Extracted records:
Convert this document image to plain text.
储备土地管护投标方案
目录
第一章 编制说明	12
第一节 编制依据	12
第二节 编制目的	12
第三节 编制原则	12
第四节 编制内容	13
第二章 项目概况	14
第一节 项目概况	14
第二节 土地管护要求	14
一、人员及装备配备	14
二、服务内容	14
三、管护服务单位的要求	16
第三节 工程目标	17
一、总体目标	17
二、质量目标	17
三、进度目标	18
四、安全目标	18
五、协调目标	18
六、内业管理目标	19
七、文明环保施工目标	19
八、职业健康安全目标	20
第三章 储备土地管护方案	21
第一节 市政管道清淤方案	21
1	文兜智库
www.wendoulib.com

WHAT THE TASK ASKS → Write out every line exactly as it stands.

TASK OUTPUT →
Convert this document image to plain text.
储备土地管护投标方案
目录
第一章 编制说明	12
第一节 编制依据	12
第二节 编制目的	12
第三节 编制原则	12
第四节 编制内容	13
第二章 项目概况	14
第一节 项目概况	14
第二节 土地管护要求	14
一、人员及装备配备	14
二、服务内容	14
三、管护服务单位的要求	16
第三节 工程目标	17
一、总体目标	17
二、质量目标	17
三、进度目标	18
四、安全目标	18
五、协调目标	18
六、内业管理目标	19
七、文明环保施工目标	19
八、职业健康安全目标	20
第三章 储备土地管护方案	21
第一节 市政管道清淤方案	21
1	文兜智库
www.wendoulib.com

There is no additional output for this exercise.